Saturday, October 31, 2009

this post happened because i have lots of time to stare at movie posters

this post touched a nerve, mostly because i was thinking a very similar thought this morning, so this had the sound of a reply. i'm finding it difficult to find precise words for what i'm trying to say, but what it works out to is that looking around, i think that hindi films are no longer made for a common audience. there are the movies that could not hope to succeed in the heartland, and there are the others, that are made to be crowd-pleasers. what i take this to mean is that there's a loss of cultural common ground, and that's rather sad. what it means is that there are no longer lines like "arre o samba" and the like, that would be instantly recognisable to most indians who speak hindi, regardless of where he/she's from or how urbanised he/she is. that just can't be, any more. and i wondered if that's the reason why there aren't any "great" hindi movies any more (i can't think of few that would be watched twenty years from now).


there are of course the usual arguments about liberalisation and the split-down-the-middle that the intelligentsia claims to haunt india (i could segue off to naxalism from here, but i won't) but in human terms, i wonder if this absence of common cinema would mean that we understand each other less well than we used to: becasue our idiom, our cultural references, are now so different.
and extrapolating, does this mean that other languages, where the differences between the arty and the crowd-pleaser aren't so huge, are the people also bound to be more alike? are they likely to produce better cinema?

Monday, October 19, 2009

talking to the shrink-free.

this afternoon, between conversations on how to make a seminar and hrishikesh mukherji movies (it's a long ride from gzb to delhi... what can i say), the person i was talking to, started up on how being a psychiatrist makes u a poor conversationalist. what he said, was something that i'm currently a little touchy about, for disparate reasons, and it's not something that i expected, somehow, that someone else would point out. that it's a common affliction of psychiatry students, is something of a relief.

basically, what my co-jr said was that he finds himself boring his non-psychiatrist friends with conversation on topics that only psychiatrists would be interested in. that quirks in people around suddenly become worthy of note, and lead to expositions on whys and wherefores. and how this is something he's noticed that other people, including other doctors, don't do: that their occupations don't involve them or make them as incompetent at normal conversation, as ours does. everything seems relevant, and we tend to ask too many questions. all of which is true, and i guess it's the form of third year syndrome that affects psychiatry residents everywhere. it's not that everything becomes abnormal, merely that everything becomes interesting. which is probably worse. :-).

what bothers me about this, more than anything else, apart from the fact that it makes an unusually boring and self-involved person, is that this sort of thing must be obvious to everyone around (last week, someone asked me if i'm ever off work... :-/). and therefore, i'm starting to wonder if any future expression of concern on my part would be interpreted not as friendship, but clinical acumen. and that, therefore, everything that follows becomes slightly forced and manipulative. which is not the relationship i would like to have with people outside the workplace. but i guess, if wishes were horses.....


ps: the reason i'd decided not to continue with this blog is that i was sick and tired of writing an online journal, with silly trivia about myself. this probably qualifies for all those labels, but i'd like people to hold down this thought when communicating with me. so this post probably belongs where the statutory warning is meant to go... :-/.

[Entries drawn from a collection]

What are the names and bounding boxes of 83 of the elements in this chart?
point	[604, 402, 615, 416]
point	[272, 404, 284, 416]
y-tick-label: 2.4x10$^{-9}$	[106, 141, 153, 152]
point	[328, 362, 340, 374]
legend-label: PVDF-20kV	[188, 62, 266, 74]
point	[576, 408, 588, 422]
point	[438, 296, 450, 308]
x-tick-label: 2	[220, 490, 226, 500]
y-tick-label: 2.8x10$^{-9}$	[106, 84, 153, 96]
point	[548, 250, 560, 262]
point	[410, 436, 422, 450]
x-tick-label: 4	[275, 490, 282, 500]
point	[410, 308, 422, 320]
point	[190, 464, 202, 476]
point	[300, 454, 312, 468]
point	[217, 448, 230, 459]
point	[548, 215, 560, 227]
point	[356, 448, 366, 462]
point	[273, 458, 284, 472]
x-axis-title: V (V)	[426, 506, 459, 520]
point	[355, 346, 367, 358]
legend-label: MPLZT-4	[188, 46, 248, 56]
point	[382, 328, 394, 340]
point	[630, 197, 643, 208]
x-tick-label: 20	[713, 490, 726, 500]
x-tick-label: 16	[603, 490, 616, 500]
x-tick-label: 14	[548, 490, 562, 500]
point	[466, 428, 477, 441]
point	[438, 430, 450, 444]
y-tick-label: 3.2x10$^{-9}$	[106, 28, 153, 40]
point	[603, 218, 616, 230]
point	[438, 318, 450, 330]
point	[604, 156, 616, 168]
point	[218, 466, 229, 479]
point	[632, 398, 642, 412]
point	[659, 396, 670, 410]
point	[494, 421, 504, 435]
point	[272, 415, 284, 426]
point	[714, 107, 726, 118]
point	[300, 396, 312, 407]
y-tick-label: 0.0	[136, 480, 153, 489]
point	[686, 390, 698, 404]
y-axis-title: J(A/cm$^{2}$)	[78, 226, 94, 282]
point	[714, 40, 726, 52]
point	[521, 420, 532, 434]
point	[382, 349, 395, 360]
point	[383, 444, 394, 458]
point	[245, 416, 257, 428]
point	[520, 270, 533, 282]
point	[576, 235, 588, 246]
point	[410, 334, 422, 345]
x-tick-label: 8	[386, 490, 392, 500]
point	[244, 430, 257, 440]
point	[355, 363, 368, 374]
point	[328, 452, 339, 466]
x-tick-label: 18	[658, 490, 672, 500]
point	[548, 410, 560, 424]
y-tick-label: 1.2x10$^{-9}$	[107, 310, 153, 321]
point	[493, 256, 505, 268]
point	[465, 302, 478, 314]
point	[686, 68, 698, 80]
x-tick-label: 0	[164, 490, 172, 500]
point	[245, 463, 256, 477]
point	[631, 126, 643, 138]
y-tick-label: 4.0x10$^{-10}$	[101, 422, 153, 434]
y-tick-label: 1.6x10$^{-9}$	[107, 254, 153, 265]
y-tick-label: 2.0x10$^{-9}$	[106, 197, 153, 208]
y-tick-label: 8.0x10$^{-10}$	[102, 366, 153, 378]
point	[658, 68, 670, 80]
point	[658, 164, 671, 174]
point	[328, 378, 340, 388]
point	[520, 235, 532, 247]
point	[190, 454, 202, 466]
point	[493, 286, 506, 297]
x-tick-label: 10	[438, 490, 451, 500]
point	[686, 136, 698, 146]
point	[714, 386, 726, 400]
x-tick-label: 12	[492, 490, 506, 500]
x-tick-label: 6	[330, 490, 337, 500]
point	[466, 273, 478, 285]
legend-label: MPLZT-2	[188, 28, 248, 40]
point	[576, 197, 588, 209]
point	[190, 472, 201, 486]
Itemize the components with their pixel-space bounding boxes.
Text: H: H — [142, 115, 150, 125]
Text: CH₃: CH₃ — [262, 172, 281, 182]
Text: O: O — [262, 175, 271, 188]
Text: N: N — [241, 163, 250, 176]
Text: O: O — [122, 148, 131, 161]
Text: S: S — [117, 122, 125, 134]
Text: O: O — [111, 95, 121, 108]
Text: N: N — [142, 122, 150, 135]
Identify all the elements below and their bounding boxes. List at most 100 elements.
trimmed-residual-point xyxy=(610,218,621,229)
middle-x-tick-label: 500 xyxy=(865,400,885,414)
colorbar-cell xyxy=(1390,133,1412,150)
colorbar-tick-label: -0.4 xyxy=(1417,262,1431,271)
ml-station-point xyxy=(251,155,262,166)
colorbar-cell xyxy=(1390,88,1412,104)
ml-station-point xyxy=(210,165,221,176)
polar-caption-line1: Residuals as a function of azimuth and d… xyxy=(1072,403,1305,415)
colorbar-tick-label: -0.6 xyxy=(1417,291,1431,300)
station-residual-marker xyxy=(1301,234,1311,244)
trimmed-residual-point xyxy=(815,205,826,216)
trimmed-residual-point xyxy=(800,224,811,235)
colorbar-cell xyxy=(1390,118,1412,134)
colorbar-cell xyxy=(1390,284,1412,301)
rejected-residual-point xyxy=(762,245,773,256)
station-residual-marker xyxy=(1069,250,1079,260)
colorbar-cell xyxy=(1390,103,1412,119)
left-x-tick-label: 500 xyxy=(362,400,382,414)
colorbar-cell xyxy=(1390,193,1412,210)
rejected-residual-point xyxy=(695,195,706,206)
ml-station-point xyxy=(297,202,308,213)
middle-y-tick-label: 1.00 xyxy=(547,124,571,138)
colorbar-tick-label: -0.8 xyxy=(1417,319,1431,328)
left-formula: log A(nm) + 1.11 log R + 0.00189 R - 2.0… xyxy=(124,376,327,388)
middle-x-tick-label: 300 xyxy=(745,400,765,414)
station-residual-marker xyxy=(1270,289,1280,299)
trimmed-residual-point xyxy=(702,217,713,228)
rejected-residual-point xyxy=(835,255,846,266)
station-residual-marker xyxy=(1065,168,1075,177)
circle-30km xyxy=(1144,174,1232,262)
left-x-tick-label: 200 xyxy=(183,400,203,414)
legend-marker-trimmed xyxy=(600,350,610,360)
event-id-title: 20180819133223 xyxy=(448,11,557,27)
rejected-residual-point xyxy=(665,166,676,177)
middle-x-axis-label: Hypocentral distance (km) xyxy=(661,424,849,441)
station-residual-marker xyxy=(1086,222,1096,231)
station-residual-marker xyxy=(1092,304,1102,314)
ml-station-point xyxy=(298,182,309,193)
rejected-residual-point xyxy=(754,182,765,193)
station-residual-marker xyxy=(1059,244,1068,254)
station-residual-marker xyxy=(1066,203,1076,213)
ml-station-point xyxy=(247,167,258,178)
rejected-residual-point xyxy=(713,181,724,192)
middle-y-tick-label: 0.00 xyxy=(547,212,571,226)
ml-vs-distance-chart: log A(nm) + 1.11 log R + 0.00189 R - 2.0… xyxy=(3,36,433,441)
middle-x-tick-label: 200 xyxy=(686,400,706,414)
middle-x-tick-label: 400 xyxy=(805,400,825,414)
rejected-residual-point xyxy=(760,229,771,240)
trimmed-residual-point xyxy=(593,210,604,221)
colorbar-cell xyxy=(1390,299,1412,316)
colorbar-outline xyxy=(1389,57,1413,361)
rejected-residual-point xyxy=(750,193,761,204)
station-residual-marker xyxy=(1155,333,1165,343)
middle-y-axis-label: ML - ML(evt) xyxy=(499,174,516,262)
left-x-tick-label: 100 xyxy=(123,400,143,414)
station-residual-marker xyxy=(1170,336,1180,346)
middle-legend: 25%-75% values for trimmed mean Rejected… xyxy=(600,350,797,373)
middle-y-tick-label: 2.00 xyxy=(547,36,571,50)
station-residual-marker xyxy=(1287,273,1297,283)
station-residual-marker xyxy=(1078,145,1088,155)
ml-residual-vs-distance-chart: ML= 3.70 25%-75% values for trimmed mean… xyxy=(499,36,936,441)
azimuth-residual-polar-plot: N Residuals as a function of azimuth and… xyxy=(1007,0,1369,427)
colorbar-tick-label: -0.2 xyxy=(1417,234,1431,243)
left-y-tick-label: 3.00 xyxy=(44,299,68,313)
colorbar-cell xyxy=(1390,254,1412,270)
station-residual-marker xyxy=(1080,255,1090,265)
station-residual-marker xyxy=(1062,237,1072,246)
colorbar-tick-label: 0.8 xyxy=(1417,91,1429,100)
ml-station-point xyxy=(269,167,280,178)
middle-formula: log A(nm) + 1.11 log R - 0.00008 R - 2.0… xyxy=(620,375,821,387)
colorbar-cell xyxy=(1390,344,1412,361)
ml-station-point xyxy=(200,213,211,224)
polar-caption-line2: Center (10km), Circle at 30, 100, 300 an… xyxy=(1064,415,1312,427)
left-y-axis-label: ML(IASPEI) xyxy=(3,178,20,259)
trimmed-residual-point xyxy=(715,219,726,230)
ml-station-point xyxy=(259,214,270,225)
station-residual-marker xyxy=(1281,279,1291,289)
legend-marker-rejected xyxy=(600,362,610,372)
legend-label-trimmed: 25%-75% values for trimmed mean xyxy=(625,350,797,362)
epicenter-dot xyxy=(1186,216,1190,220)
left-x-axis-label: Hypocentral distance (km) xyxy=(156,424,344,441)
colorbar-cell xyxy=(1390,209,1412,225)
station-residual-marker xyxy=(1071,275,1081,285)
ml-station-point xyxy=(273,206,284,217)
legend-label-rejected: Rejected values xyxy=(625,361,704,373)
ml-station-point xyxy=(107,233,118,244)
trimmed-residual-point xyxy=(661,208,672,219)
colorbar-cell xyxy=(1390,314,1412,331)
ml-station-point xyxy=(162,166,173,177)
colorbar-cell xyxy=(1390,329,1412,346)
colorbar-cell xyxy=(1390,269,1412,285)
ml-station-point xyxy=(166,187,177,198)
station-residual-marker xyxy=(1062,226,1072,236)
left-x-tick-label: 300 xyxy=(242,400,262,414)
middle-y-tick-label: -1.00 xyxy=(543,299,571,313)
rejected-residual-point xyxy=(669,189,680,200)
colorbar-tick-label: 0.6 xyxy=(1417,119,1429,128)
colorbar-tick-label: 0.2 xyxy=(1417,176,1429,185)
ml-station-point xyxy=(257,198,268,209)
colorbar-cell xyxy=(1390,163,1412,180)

**Task to carry out:** Rewrite the blog entries from "and extrapolating, does" up to and including "produce better cinema?", changing "alike" to "similar". Rely only on the blog entries for what you're asked here.

**Task output:**
and extrapolating, does this mean that other languages, where the differences between the arty and the crowd-pleaser aren't so huge, are the people also bound to be more similar? are they likely to produce better cinema?